**Instruction**
Return each line containing the string "الترمذي".

**Dataset items**
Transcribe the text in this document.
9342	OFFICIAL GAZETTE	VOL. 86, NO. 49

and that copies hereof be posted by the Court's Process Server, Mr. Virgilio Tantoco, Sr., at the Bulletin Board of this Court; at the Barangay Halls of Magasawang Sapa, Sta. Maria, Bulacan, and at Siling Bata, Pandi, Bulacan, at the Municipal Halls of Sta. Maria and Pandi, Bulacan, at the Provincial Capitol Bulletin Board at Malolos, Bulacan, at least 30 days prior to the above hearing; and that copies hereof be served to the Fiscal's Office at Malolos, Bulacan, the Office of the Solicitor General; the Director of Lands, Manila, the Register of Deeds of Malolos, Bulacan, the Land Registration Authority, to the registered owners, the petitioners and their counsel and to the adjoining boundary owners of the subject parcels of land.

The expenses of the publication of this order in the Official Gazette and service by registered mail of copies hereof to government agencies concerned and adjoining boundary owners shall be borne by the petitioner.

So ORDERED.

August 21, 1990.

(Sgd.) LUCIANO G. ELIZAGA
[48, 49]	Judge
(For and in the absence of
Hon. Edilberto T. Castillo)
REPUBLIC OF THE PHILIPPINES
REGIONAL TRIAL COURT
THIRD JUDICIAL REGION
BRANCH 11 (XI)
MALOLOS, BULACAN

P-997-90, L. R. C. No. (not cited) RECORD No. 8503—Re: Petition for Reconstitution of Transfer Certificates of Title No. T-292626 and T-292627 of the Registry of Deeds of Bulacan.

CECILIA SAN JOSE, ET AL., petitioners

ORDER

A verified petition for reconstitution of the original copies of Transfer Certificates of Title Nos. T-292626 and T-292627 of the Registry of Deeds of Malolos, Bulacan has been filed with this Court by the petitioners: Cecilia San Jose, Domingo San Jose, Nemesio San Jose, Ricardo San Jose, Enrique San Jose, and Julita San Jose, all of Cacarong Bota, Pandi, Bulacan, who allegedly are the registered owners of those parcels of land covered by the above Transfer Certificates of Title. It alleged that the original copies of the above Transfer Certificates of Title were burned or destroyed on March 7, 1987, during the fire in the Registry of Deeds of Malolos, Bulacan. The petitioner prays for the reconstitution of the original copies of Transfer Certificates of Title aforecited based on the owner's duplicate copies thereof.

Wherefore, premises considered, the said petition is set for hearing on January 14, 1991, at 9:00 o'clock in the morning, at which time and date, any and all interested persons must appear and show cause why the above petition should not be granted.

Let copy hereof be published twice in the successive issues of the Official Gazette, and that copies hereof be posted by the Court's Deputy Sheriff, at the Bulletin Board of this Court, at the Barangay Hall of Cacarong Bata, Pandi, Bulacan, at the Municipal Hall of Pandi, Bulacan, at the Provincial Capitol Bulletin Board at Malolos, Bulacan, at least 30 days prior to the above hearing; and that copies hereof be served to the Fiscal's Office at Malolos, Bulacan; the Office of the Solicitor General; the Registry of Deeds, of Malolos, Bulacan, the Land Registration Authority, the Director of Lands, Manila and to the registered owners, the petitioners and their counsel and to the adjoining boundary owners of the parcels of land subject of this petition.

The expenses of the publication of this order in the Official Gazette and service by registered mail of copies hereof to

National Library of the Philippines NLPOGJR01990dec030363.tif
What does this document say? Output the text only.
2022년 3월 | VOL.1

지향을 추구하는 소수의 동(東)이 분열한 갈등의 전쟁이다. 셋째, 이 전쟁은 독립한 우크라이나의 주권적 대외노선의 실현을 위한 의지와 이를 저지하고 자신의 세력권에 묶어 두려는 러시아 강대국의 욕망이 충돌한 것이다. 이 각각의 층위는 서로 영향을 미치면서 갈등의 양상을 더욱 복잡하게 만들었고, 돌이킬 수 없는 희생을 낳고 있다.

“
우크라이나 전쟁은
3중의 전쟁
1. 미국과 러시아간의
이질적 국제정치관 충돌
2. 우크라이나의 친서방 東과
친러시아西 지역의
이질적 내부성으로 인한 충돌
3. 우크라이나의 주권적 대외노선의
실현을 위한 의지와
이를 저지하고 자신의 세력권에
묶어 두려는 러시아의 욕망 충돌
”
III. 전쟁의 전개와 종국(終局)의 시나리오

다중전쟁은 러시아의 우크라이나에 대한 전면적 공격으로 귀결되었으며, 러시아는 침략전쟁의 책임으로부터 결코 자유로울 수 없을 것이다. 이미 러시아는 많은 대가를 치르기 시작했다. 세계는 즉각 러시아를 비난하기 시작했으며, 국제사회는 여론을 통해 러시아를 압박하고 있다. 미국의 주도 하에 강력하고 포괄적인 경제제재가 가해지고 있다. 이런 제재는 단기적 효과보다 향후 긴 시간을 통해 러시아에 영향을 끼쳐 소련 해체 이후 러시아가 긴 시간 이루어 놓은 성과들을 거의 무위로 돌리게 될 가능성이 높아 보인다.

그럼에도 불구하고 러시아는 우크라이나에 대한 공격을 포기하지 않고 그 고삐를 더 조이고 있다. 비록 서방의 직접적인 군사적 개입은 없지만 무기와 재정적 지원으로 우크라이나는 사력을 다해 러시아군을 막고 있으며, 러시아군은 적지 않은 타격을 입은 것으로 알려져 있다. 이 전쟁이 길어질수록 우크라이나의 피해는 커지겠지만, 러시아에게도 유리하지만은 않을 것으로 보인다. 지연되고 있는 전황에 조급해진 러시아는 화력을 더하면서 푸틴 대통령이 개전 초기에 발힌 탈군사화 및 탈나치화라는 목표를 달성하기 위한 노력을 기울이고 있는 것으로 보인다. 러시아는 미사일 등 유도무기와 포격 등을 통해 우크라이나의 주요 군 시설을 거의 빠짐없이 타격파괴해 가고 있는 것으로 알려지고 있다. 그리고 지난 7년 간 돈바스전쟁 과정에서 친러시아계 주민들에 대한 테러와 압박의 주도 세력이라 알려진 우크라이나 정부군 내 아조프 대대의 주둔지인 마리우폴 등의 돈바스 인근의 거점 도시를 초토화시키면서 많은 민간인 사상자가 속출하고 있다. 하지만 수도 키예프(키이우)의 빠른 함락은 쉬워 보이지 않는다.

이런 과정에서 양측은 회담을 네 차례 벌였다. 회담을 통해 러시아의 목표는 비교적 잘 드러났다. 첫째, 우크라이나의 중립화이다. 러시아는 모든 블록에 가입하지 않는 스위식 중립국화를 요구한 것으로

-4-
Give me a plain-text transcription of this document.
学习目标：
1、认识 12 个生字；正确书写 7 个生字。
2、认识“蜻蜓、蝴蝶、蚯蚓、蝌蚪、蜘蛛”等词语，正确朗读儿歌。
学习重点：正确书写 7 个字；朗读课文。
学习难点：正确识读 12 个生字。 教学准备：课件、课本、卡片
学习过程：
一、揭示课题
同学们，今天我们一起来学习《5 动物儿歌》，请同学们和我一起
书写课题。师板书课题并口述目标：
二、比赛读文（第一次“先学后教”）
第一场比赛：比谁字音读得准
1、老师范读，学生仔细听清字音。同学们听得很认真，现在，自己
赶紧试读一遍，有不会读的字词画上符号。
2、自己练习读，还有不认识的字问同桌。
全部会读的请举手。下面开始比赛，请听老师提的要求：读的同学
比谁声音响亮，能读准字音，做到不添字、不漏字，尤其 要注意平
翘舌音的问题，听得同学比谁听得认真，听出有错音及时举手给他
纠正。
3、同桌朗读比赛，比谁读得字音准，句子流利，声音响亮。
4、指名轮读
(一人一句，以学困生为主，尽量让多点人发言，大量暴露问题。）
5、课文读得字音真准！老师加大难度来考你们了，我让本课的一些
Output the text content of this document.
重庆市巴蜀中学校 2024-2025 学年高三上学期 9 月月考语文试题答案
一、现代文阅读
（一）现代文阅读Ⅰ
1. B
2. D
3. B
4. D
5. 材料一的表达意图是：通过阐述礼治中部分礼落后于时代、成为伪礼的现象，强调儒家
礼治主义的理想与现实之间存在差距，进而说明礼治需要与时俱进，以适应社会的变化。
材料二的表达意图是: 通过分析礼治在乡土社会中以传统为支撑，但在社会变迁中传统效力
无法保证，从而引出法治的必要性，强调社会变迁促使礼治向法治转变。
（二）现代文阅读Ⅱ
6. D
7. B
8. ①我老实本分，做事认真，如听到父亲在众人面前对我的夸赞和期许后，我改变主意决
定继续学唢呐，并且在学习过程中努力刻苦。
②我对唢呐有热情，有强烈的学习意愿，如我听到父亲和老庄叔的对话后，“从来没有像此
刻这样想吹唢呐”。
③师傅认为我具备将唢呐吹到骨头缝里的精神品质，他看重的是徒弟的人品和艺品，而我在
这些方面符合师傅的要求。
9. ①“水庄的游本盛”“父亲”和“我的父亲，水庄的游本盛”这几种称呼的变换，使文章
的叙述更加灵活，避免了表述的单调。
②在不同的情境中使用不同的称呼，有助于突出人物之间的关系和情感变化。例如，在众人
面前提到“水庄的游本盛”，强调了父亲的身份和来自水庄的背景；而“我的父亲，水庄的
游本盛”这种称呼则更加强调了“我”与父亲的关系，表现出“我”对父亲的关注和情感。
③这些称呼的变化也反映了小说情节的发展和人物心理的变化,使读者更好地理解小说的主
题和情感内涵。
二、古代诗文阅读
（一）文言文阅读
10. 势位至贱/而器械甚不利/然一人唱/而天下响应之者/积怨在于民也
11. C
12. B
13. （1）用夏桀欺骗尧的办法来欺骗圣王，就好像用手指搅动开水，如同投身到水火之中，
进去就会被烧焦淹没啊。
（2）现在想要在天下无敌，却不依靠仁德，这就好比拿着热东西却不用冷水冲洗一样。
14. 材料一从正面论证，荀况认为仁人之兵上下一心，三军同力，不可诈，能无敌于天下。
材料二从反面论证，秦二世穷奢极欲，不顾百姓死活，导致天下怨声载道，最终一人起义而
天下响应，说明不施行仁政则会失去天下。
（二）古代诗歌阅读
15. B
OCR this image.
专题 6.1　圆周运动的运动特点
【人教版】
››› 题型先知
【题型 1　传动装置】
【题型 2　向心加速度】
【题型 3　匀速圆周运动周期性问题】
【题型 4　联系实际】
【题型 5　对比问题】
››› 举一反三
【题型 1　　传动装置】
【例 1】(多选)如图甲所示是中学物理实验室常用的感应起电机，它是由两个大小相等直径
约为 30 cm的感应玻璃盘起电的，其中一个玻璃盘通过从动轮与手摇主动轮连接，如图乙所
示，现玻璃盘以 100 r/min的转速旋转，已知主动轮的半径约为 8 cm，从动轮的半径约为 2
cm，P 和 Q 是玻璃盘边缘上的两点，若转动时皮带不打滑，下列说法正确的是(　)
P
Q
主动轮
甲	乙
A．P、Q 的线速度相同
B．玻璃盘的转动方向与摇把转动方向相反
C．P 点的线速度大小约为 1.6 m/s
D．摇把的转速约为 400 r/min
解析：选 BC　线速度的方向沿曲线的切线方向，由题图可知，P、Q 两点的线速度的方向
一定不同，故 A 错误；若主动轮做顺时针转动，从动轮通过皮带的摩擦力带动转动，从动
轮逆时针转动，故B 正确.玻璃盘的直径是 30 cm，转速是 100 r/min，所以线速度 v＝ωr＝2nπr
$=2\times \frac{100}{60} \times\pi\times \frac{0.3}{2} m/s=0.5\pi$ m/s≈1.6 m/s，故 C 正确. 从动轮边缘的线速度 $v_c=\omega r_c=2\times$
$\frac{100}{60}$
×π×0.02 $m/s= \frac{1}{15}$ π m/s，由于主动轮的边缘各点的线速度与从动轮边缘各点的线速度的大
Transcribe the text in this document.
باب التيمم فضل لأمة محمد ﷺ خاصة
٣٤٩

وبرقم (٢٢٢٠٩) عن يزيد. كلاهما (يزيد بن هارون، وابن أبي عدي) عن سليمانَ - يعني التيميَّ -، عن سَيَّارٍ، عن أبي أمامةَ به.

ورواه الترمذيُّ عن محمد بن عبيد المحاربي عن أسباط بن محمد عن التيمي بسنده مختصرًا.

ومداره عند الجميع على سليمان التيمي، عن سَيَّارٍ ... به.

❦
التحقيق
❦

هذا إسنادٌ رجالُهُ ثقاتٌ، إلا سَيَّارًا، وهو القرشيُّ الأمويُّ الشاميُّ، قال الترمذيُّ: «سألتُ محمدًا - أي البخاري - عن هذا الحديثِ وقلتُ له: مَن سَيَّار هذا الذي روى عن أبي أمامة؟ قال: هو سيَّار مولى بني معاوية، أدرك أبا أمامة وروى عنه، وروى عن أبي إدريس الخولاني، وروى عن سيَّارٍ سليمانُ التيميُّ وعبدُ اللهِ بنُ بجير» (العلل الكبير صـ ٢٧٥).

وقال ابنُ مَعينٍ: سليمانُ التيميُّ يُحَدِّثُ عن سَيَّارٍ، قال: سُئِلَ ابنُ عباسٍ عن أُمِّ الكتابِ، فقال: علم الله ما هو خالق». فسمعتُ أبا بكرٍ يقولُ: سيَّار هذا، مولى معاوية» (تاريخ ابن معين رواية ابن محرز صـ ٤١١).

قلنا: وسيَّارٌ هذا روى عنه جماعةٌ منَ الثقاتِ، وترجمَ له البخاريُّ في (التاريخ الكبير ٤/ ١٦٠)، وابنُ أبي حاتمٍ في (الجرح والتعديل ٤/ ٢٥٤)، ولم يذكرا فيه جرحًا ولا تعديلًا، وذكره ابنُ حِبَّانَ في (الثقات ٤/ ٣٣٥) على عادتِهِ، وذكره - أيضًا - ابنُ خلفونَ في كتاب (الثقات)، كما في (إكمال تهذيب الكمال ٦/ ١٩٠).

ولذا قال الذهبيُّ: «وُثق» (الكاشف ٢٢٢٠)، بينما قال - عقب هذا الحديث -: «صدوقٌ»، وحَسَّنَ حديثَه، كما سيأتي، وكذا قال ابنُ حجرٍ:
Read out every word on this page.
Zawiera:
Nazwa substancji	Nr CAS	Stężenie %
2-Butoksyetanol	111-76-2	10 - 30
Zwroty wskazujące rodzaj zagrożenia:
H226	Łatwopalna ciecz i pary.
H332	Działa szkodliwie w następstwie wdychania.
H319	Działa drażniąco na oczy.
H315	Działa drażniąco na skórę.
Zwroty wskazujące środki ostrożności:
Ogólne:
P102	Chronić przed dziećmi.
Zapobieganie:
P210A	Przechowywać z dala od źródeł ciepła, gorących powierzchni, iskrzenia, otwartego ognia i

**Output of the exercise**
ورواه الترمذيُّ عن محمد بن عبيد المحاربي عن أسباط بن محمد عن التيمي بسنده مختصرًا.
هذا إسنادٌ رجالُهُ ثقاتٌ، إلا سَيَّارًا، وهو القرشيُّ الأمويُّ الشاميُّ، قال الترمذيُّ: «سألتُ محمدًا - أي البخاري - عن هذا الحديثِ وقلتُ له: مَن سَيَّار هذا الذي روى عن أبي أمامة؟ قال: هو سيَّار مولى بني معاوية، أدرك أبا أمامة وروى عنه، وروى عن أبي إدريس الخولاني، وروى عن سيَّارٍ سليمانُ التيميُّ وعبدُ اللهِ بنُ بجير» (العلل الكبير صـ ٢٧٥).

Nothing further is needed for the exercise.